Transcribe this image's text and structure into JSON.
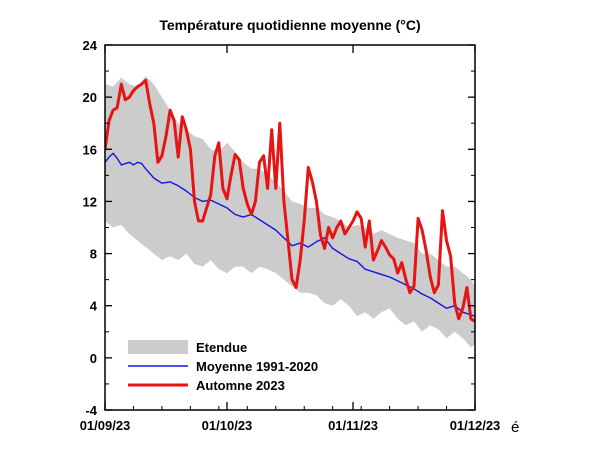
{
  "chart_data": {
    "type": "line",
    "title": "Température quotidienne moyenne (°C)",
    "x_ticks": [
      "01/09/23",
      "01/10/23",
      "01/11/23",
      "01/12/23"
    ],
    "x_tick_positions": [
      0,
      30,
      61,
      91
    ],
    "x_trailing_char": "é",
    "xlim": [
      0,
      91
    ],
    "ylim": [
      -4,
      24
    ],
    "y_ticks": [
      -4,
      0,
      4,
      8,
      12,
      16,
      20,
      24
    ],
    "grid": false,
    "legend_position": "bottom-left",
    "series": [
      {
        "name": "Etendue",
        "kind": "band",
        "color": "#cccccc",
        "x": [
          0,
          2,
          4,
          6,
          8,
          10,
          12,
          14,
          16,
          18,
          20,
          22,
          24,
          26,
          28,
          30,
          32,
          34,
          36,
          38,
          40,
          42,
          44,
          46,
          48,
          50,
          52,
          54,
          56,
          58,
          60,
          62,
          64,
          66,
          68,
          70,
          72,
          74,
          76,
          78,
          80,
          82,
          84,
          86,
          88,
          90,
          91
        ],
        "upper": [
          21.0,
          20.8,
          21.5,
          21.0,
          20.8,
          21.6,
          21.0,
          20.0,
          19.0,
          18.0,
          17.5,
          17.0,
          16.8,
          16.0,
          15.8,
          16.5,
          15.8,
          15.0,
          14.5,
          14.5,
          14.0,
          13.5,
          12.8,
          12.0,
          11.8,
          11.5,
          11.5,
          11.0,
          10.8,
          10.5,
          10.0,
          10.2,
          10.0,
          9.5,
          9.8,
          9.5,
          9.2,
          9.0,
          8.8,
          8.0,
          8.0,
          7.5,
          7.0,
          7.0,
          6.5,
          6.0,
          5.5
        ],
        "lower": [
          10.5,
          10.0,
          10.2,
          9.5,
          9.0,
          8.5,
          8.0,
          7.5,
          7.8,
          7.5,
          8.0,
          7.2,
          7.0,
          7.5,
          6.8,
          6.5,
          7.0,
          7.0,
          6.5,
          7.0,
          6.8,
          6.5,
          6.0,
          5.5,
          5.0,
          5.0,
          4.8,
          4.2,
          4.0,
          4.5,
          4.0,
          3.2,
          3.5,
          3.0,
          3.5,
          3.8,
          3.0,
          2.5,
          2.8,
          2.0,
          2.5,
          2.2,
          1.5,
          2.0,
          1.5,
          0.8,
          1.0
        ]
      },
      {
        "name": "Moyenne 1991-2020",
        "kind": "line",
        "color": "#1414e6",
        "x": [
          0,
          1,
          2,
          3,
          4,
          5,
          6,
          7,
          8,
          9,
          10,
          12,
          14,
          16,
          18,
          20,
          22,
          24,
          26,
          28,
          30,
          32,
          34,
          36,
          38,
          40,
          42,
          44,
          46,
          48,
          50,
          52,
          54,
          56,
          58,
          60,
          62,
          64,
          66,
          68,
          70,
          72,
          74,
          76,
          78,
          80,
          82,
          84,
          86,
          88,
          90,
          91
        ],
        "y": [
          15.0,
          15.4,
          15.7,
          15.3,
          14.8,
          14.9,
          15.0,
          14.8,
          15.0,
          14.9,
          14.5,
          13.8,
          13.4,
          13.5,
          13.2,
          12.8,
          12.3,
          12.0,
          12.1,
          11.8,
          11.5,
          11.0,
          10.8,
          11.0,
          10.6,
          10.2,
          9.8,
          9.2,
          8.6,
          8.8,
          8.5,
          8.9,
          9.2,
          8.4,
          8.0,
          7.6,
          7.4,
          6.8,
          6.6,
          6.4,
          6.2,
          5.9,
          5.6,
          5.3,
          4.9,
          4.6,
          4.2,
          3.8,
          4.0,
          3.5,
          3.3,
          3.2
        ]
      },
      {
        "name": "Automne 2023",
        "kind": "line",
        "color": "#e61414",
        "x": [
          0,
          1,
          2,
          3,
          4,
          5,
          6,
          7,
          8,
          9,
          10,
          11,
          12,
          13,
          14,
          15,
          16,
          17,
          18,
          19,
          20,
          21,
          22,
          23,
          24,
          25,
          26,
          27,
          28,
          29,
          30,
          31,
          32,
          33,
          34,
          35,
          36,
          37,
          38,
          39,
          40,
          41,
          42,
          43,
          44,
          45,
          46,
          47,
          48,
          49,
          50,
          51,
          52,
          53,
          54,
          55,
          56,
          57,
          58,
          59,
          60,
          61,
          62,
          63,
          64,
          65,
          66,
          67,
          68,
          69,
          70,
          71,
          72,
          73,
          74,
          75,
          76,
          77,
          78,
          79,
          80,
          81,
          82,
          83,
          84,
          85,
          86,
          87,
          88,
          89,
          90,
          91
        ],
        "y": [
          16.0,
          18.2,
          19.0,
          19.2,
          21.0,
          19.8,
          20.0,
          20.5,
          20.8,
          21.0,
          21.3,
          19.5,
          18.0,
          15.0,
          15.5,
          17.0,
          19.0,
          18.2,
          15.4,
          18.5,
          17.5,
          16.0,
          12.0,
          10.5,
          10.5,
          11.5,
          12.5,
          15.5,
          16.5,
          13.0,
          12.2,
          14.0,
          15.6,
          15.2,
          13.0,
          11.8,
          11.0,
          12.0,
          15.0,
          15.5,
          13.0,
          17.5,
          13.0,
          18.0,
          12.0,
          9.0,
          6.0,
          5.4,
          7.5,
          10.5,
          14.6,
          13.5,
          12.0,
          9.4,
          8.4,
          10.0,
          9.2,
          10.0,
          10.5,
          9.5,
          10.0,
          10.5,
          11.2,
          10.7,
          8.5,
          10.5,
          7.5,
          8.2,
          9.0,
          8.5,
          7.9,
          7.6,
          6.5,
          7.3,
          6.0,
          5.0,
          5.5,
          10.7,
          9.8,
          8.2,
          6.2,
          5.0,
          5.6,
          11.3,
          9.0,
          7.8,
          4.2,
          3.0,
          3.8,
          5.4,
          3.0,
          2.8
        ]
      }
    ],
    "legend": [
      {
        "label": "Etendue",
        "kind": "band"
      },
      {
        "label": "Moyenne 1991-2020",
        "kind": "line-thin"
      },
      {
        "label": "Automne 2023",
        "kind": "line-thick"
      }
    ]
  }
}
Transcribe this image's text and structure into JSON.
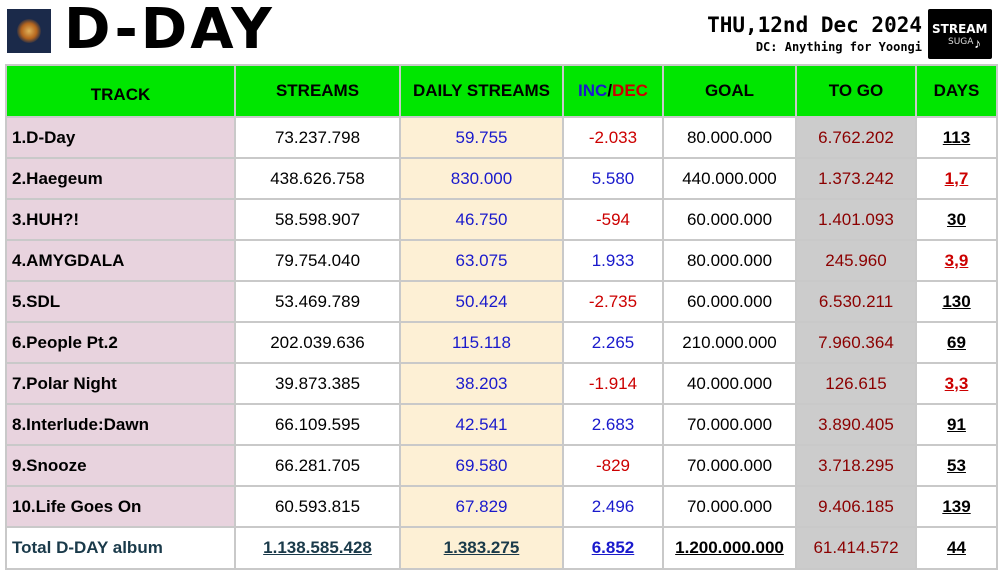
----
> GIVEN TASK
In the entries above, count each line with "color"; reply with the total only.

> RESULT FOR THIS TASK
3